* _Task to complete_: Repeat the data verbatim.

Start of Exercise materials

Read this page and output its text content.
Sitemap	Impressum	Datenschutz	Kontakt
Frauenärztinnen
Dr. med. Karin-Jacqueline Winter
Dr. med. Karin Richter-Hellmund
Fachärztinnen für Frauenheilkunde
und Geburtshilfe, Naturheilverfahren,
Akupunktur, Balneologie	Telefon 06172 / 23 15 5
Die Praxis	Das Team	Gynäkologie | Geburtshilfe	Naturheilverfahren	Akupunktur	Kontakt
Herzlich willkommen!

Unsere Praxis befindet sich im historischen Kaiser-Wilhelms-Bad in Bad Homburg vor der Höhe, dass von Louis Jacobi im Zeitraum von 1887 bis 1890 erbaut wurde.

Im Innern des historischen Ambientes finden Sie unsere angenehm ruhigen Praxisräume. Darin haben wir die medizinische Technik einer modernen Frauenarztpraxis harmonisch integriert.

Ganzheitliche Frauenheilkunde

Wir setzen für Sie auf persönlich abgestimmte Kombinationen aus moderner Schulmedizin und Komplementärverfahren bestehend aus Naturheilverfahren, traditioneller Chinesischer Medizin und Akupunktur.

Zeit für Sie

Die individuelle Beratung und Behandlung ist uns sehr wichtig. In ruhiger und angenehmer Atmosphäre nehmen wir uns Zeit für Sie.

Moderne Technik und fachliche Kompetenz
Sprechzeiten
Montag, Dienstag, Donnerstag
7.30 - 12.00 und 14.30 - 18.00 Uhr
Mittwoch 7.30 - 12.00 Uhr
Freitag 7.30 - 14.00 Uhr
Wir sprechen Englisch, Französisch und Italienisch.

End of Exercise materials

* _Worked solution_:
Read this page and output its text content.
Sitemap	Impressum	Datenschutz	Kontakt
Frauenärztinnen
Dr. med. Karin-Jacqueline Winter
Dr. med. Karin Richter-Hellmund
Fachärztinnen für Frauenheilkunde
und Geburtshilfe, Naturheilverfahren,
Akupunktur, Balneologie	Telefon 06172 / 23 15 5
Die Praxis	Das Team	Gynäkologie | Geburtshilfe	Naturheilverfahren	Akupunktur	Kontakt
Herzlich willkommen!

Unsere Praxis befindet sich im historischen Kaiser-Wilhelms-Bad in Bad Homburg vor der Höhe, dass von Louis Jacobi im Zeitraum von 1887 bis 1890 erbaut wurde.

Im Innern des historischen Ambientes finden Sie unsere angenehm ruhigen Praxisräume. Darin haben wir die medizinische Technik einer modernen Frauenarztpraxis harmonisch integriert.

Ganzheitliche Frauenheilkunde

Wir setzen für Sie auf persönlich abgestimmte Kombinationen aus moderner Schulmedizin und Komplementärverfahren bestehend aus Naturheilverfahren, traditioneller Chinesischer Medizin und Akupunktur.

Zeit für Sie

Die individuelle Beratung und Behandlung ist uns sehr wichtig. In ruhiger und angenehmer Atmosphäre nehmen wir uns Zeit für Sie.

Moderne Technik und fachliche Kompetenz
Sprechzeiten
Montag, Dienstag, Donnerstag
7.30 - 12.00 und 14.30 - 18.00 Uhr
Mittwoch 7.30 - 12.00 Uhr
Freitag 7.30 - 14.00 Uhr
Wir sprechen Englisch, Französisch und Italienisch.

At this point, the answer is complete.